ENTRIES SHOWN:
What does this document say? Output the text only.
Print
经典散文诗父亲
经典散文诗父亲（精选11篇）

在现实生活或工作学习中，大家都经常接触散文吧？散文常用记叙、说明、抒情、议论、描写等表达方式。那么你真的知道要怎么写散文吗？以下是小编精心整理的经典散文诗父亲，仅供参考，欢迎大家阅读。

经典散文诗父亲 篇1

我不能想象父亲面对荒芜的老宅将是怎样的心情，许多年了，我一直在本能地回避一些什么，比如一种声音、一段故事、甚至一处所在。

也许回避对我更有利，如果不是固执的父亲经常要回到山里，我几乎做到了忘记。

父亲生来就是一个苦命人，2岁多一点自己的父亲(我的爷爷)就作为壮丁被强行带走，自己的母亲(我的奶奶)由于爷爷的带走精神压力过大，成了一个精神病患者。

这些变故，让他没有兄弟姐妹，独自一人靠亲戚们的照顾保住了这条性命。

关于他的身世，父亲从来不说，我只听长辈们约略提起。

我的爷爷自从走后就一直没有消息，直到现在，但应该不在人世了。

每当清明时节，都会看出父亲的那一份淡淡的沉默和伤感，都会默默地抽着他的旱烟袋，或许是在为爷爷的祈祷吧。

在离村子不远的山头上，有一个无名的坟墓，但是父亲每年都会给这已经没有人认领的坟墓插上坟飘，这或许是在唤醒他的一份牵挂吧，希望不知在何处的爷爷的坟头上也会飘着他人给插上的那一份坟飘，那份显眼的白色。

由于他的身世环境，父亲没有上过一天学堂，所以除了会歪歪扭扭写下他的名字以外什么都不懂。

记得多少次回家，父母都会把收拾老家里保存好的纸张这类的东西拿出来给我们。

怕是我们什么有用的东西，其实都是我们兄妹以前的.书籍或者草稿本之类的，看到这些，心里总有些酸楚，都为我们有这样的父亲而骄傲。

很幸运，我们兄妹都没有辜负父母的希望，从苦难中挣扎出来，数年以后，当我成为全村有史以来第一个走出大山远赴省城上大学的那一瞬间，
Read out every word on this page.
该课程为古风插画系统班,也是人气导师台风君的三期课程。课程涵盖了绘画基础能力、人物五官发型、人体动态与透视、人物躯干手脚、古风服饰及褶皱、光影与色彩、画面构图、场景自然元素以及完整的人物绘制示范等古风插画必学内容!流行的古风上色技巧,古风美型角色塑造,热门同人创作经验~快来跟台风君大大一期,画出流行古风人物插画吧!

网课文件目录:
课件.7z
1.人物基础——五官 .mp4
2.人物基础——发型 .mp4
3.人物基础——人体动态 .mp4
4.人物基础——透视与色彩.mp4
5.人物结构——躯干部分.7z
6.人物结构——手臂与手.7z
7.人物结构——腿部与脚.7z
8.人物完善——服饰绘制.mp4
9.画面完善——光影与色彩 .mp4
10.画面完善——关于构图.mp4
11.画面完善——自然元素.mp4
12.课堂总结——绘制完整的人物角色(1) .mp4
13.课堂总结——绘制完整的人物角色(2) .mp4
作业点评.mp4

PROBLEM TO WORK ON:
Write out exactly the lines from the line holding "Read out every word on this page." through the last line of the data, and nothing besides those lines.

FINISHED ANSWER:
Read out every word on this page.
该课程为古风插画系统班,也是人气导师台风君的三期课程。课程涵盖了绘画基础能力、人物五官发型、人体动态与透视、人物躯干手脚、古风服饰及褶皱、光影与色彩、画面构图、场景自然元素以及完整的人物绘制示范等古风插画必学内容!流行的古风上色技巧,古风美型角色塑造,热门同人创作经验~快来跟台风君大大一期,画出流行古风人物插画吧!

网课文件目录:
课件.7z
1.人物基础——五官 .mp4
2.人物基础——发型 .mp4
3.人物基础——人体动态 .mp4
4.人物基础——透视与色彩.mp4
5.人物结构——躯干部分.7z
6.人物结构——手臂与手.7z
7.人物结构——腿部与脚.7z
8.人物完善——服饰绘制.mp4
9.画面完善——光影与色彩 .mp4
10.画面完善——关于构图.mp4
11.画面完善——自然元素.mp4
12.课堂总结——绘制完整的人物角色(1) .mp4
13.课堂总结——绘制完整的人物角色(2) .mp4
作业点评.mp4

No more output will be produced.